**Record excerpts**
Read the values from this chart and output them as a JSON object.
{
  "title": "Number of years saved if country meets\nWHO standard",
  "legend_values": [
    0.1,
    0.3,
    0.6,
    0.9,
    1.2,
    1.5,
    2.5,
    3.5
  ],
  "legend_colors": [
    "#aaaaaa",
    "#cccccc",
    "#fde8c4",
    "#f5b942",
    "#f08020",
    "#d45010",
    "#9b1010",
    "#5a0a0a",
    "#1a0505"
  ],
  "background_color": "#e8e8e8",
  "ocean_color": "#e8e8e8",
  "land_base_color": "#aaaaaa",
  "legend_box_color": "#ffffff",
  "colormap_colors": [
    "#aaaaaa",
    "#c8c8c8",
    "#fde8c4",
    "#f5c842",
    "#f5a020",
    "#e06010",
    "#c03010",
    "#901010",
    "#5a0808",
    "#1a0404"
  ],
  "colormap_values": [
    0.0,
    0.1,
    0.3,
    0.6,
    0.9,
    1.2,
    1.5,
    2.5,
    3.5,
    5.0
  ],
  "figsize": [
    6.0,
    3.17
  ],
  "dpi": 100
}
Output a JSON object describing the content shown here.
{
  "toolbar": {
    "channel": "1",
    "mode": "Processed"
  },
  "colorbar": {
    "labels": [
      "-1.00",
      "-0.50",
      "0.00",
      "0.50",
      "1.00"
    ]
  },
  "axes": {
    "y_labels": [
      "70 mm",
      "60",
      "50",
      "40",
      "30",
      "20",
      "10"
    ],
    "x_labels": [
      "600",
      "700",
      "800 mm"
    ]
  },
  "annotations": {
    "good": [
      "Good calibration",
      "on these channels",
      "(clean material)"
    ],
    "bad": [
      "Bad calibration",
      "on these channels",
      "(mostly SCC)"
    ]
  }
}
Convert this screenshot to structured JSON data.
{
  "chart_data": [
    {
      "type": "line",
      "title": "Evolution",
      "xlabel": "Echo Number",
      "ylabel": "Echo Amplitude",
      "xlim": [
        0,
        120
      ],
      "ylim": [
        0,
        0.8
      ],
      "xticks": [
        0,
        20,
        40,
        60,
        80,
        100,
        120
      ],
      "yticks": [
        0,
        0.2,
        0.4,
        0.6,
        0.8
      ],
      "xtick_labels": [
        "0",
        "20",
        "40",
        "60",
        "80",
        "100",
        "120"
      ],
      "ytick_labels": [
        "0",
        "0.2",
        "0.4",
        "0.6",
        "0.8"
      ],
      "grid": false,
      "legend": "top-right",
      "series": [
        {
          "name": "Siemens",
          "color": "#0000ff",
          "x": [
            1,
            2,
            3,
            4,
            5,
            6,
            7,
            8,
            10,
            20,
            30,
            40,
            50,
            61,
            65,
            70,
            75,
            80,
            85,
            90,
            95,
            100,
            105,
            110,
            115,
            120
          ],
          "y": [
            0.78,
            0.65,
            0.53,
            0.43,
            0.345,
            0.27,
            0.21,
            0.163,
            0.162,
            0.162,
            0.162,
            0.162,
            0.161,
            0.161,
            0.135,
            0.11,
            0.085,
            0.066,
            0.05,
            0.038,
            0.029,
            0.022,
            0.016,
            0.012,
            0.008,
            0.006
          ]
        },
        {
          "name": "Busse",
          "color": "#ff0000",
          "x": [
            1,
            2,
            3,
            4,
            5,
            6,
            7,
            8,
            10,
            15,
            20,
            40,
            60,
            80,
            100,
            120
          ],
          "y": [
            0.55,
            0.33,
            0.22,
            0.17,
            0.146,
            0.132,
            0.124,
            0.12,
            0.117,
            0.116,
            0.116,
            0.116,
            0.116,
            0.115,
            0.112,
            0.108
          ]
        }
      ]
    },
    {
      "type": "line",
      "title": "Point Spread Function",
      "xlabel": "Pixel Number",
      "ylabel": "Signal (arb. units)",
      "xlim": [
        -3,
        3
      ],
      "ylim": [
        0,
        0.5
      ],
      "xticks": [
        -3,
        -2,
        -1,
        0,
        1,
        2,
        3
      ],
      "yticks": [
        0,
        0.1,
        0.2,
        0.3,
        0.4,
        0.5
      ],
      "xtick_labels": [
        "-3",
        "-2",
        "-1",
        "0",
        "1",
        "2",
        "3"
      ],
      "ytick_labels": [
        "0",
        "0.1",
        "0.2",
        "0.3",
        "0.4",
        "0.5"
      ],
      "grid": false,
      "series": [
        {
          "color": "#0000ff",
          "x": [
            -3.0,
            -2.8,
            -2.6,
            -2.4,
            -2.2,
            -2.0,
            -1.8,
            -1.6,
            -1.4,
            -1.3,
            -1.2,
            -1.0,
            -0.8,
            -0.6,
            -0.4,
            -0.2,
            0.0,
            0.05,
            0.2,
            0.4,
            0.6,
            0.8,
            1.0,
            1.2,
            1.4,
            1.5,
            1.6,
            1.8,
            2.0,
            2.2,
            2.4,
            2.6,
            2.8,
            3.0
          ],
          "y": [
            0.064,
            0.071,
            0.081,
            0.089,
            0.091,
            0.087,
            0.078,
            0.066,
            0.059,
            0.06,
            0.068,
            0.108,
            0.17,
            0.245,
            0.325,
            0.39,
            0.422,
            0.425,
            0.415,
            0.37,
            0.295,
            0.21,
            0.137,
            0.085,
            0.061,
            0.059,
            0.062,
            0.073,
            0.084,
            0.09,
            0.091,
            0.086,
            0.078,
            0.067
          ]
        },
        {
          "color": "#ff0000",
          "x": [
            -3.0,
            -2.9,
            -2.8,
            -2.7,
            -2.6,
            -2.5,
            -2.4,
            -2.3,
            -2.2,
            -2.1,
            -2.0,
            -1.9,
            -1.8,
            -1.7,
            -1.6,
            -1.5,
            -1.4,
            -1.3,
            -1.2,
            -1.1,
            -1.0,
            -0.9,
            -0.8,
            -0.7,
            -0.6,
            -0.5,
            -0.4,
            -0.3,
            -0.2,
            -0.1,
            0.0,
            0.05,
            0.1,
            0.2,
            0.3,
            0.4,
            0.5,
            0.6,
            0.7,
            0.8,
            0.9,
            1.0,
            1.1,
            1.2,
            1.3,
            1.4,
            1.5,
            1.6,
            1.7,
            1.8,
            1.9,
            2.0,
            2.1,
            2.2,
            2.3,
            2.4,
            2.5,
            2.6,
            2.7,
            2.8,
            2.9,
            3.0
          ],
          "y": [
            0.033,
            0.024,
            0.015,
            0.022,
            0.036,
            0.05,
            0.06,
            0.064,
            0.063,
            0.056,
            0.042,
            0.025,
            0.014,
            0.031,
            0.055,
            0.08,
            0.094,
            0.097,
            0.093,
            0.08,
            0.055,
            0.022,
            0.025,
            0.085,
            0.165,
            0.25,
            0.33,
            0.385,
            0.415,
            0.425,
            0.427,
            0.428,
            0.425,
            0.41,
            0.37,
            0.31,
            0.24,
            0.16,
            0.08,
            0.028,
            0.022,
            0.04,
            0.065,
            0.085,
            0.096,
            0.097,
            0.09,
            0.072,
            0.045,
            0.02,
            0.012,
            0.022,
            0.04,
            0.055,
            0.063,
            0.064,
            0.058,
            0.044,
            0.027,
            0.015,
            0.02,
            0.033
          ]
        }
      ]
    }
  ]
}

**Problem requirements**
Reproduce the data shown above exactly.

**Finished exercise**
Read the values from this chart and output them as a JSON object.
{
  "title": "Number of years saved if country meets\nWHO standard",
  "legend_values": [
    0.1,
    0.3,
    0.6,
    0.9,
    1.2,
    1.5,
    2.5,
    3.5
  ],
  "legend_colors": [
    "#aaaaaa",
    "#cccccc",
    "#fde8c4",
    "#f5b942",
    "#f08020",
    "#d45010",
    "#9b1010",
    "#5a0a0a",
    "#1a0505"
  ],
  "background_color": "#e8e8e8",
  "ocean_color": "#e8e8e8",
  "land_base_color": "#aaaaaa",
  "legend_box_color": "#ffffff",
  "colormap_colors": [
    "#aaaaaa",
    "#c8c8c8",
    "#fde8c4",
    "#f5c842",
    "#f5a020",
    "#e06010",
    "#c03010",
    "#901010",
    "#5a0808",
    "#1a0404"
  ],
  "colormap_values": [
    0.0,
    0.1,
    0.3,
    0.6,
    0.9,
    1.2,
    1.5,
    2.5,
    3.5,
    5.0
  ],
  "figsize": [
    6.0,
    3.17
  ],
  "dpi": 100
}
Output a JSON object describing the content shown here.
{
  "toolbar": {
    "channel": "1",
    "mode": "Processed"
  },
  "colorbar": {
    "labels": [
      "-1.00",
      "-0.50",
      "0.00",
      "0.50",
      "1.00"
    ]
  },
  "axes": {
    "y_labels": [
      "70 mm",
      "60",
      "50",
      "40",
      "30",
      "20",
      "10"
    ],
    "x_labels": [
      "600",
      "700",
      "800 mm"
    ]
  },
  "annotations": {
    "good": [
      "Good calibration",
      "on these channels",
      "(clean material)"
    ],
    "bad": [
      "Bad calibration",
      "on these channels",
      "(mostly SCC)"
    ]
  }
}
Convert this screenshot to structured JSON data.
{
  "chart_data": [
    {
      "type": "line",
      "title": "Evolution",
      "xlabel": "Echo Number",
      "ylabel": "Echo Amplitude",
      "xlim": [
        0,
        120
      ],
      "ylim": [
        0,
        0.8
      ],
      "xticks": [
        0,
        20,
        40,
        60,
        80,
        100,
        120
      ],
      "yticks": [
        0,
        0.2,
        0.4,
        0.6,
        0.8
      ],
      "xtick_labels": [
        "0",
        "20",
        "40",
        "60",
        "80",
        "100",
        "120"
      ],
      "ytick_labels": [
        "0",
        "0.2",
        "0.4",
        "0.6",
        "0.8"
      ],
      "grid": false,
      "legend": "top-right",
      "series": [
        {
          "name": "Siemens",
          "color": "#0000ff",
          "x": [
            1,
            2,
            3,
            4,
            5,
            6,
            7,
            8,
            10,
            20,
            30,
            40,
            50,
            61,
            65,
            70,
            75,
            80,
            85,
            90,
            95,
            100,
            105,
            110,
            115,
            120
          ],
          "y": [
            0.78,
            0.65,
            0.53,
            0.43,
            0.345,
            0.27,
            0.21,
            0.163,
            0.162,
            0.162,
            0.162,
            0.162,
            0.161,
            0.161,
            0.135,
            0.11,
            0.085,
            0.066,
            0.05,
            0.038,
            0.029,
            0.022,
            0.016,
            0.012,
            0.008,
            0.006
          ]
        },
        {
          "name": "Busse",
          "color": "#ff0000",
          "x": [
            1,
            2,
            3,
            4,
            5,
            6,
            7,
            8,
            10,
            15,
            20,
            40,
            60,
            80,
            100,
            120
          ],
          "y": [
            0.55,
            0.33,
            0.22,
            0.17,
            0.146,
            0.132,
            0.124,
            0.12,
            0.117,
            0.116,
            0.116,
            0.116,
            0.116,
            0.115,
            0.112,
            0.108
          ]
        }
      ]
    },
    {
      "type": "line",
      "title": "Point Spread Function",
      "xlabel": "Pixel Number",
      "ylabel": "Signal (arb. units)",
      "xlim": [
        -3,
        3
      ],
      "ylim": [
        0,
        0.5
      ],
      "xticks": [
        -3,
        -2,
        -1,
        0,
        1,
        2,
        3
      ],
      "yticks": [
        0,
        0.1,
        0.2,
        0.3,
        0.4,
        0.5
      ],
      "xtick_labels": [
        "-3",
        "-2",
        "-1",
        "0",
        "1",
        "2",
        "3"
      ],
      "ytick_labels": [
        "0",
        "0.1",
        "0.2",
        "0.3",
        "0.4",
        "0.5"
      ],
      "grid": false,
      "series": [
        {
          "color": "#0000ff",
          "x": [
            -3.0,
            -2.8,
            -2.6,
            -2.4,
            -2.2,
            -2.0,
            -1.8,
            -1.6,
            -1.4,
            -1.3,
            -1.2,
            -1.0,
            -0.8,
            -0.6,
            -0.4,
            -0.2,
            0.0,
            0.05,
            0.2,
            0.4,
            0.6,
            0.8,
            1.0,
            1.2,
            1.4,
            1.5,
            1.6,
            1.8,
            2.0,
            2.2,
            2.4,
            2.6,
            2.8,
            3.0
          ],
          "y": [
            0.064,
            0.071,
            0.081,
            0.089,
            0.091,
            0.087,
            0.078,
            0.066,
            0.059,
            0.06,
            0.068,
            0.108,
            0.17,
            0.245,
            0.325,
            0.39,
            0.422,
            0.425,
            0.415,
            0.37,
            0.295,
            0.21,
            0.137,
            0.085,
            0.061,
            0.059,
            0.062,
            0.073,
            0.084,
            0.09,
            0.091,
            0.086,
            0.078,
            0.067
          ]
        },
        {
          "color": "#ff0000",
          "x": [
            -3.0,
            -2.9,
            -2.8,
            -2.7,
            -2.6,
            -2.5,
            -2.4,
            -2.3,
            -2.2,
            -2.1,
            -2.0,
            -1.9,
            -1.8,
            -1.7,
            -1.6,
            -1.5,
            -1.4,
            -1.3,
            -1.2,
            -1.1,
            -1.0,
            -0.9,
            -0.8,
            -0.7,
            -0.6,
            -0.5,
            -0.4,
            -0.3,
            -0.2,
            -0.1,
            0.0,
            0.05,
            0.1,
            0.2,
            0.3,
            0.4,
            0.5,
            0.6,
            0.7,
            0.8,
            0.9,
            1.0,
            1.1,
            1.2,
            1.3,
            1.4,
            1.5,
            1.6,
            1.7,
            1.8,
            1.9,
            2.0,
            2.1,
            2.2,
            2.3,
            2.4,
            2.5,
            2.6,
            2.7,
            2.8,
            2.9,
            3.0
          ],
          "y": [
            0.033,
            0.024,
            0.015,
            0.022,
            0.036,
            0.05,
            0.06,
            0.064,
            0.063,
            0.056,
            0.042,
            0.025,
            0.014,
            0.031,
            0.055,
            0.08,
            0.094,
            0.097,
            0.093,
            0.08,
            0.055,
            0.022,
            0.025,
            0.085,
            0.165,
            0.25,
            0.33,
            0.385,
            0.415,
            0.425,
            0.427,
            0.428,
            0.425,
            0.41,
            0.37,
            0.31,
            0.24,
            0.16,
            0.08,
            0.028,
            0.022,
            0.04,
            0.065,
            0.085,
            0.096,
            0.097,
            0.09,
            0.072,
            0.045,
            0.02,
            0.012,
            0.022,
            0.04,
            0.055,
            0.063,
            0.064,
            0.058,
            0.044,
            0.027,
            0.015,
            0.02,
            0.033
          ]
        }
      ]
    }
  ]
}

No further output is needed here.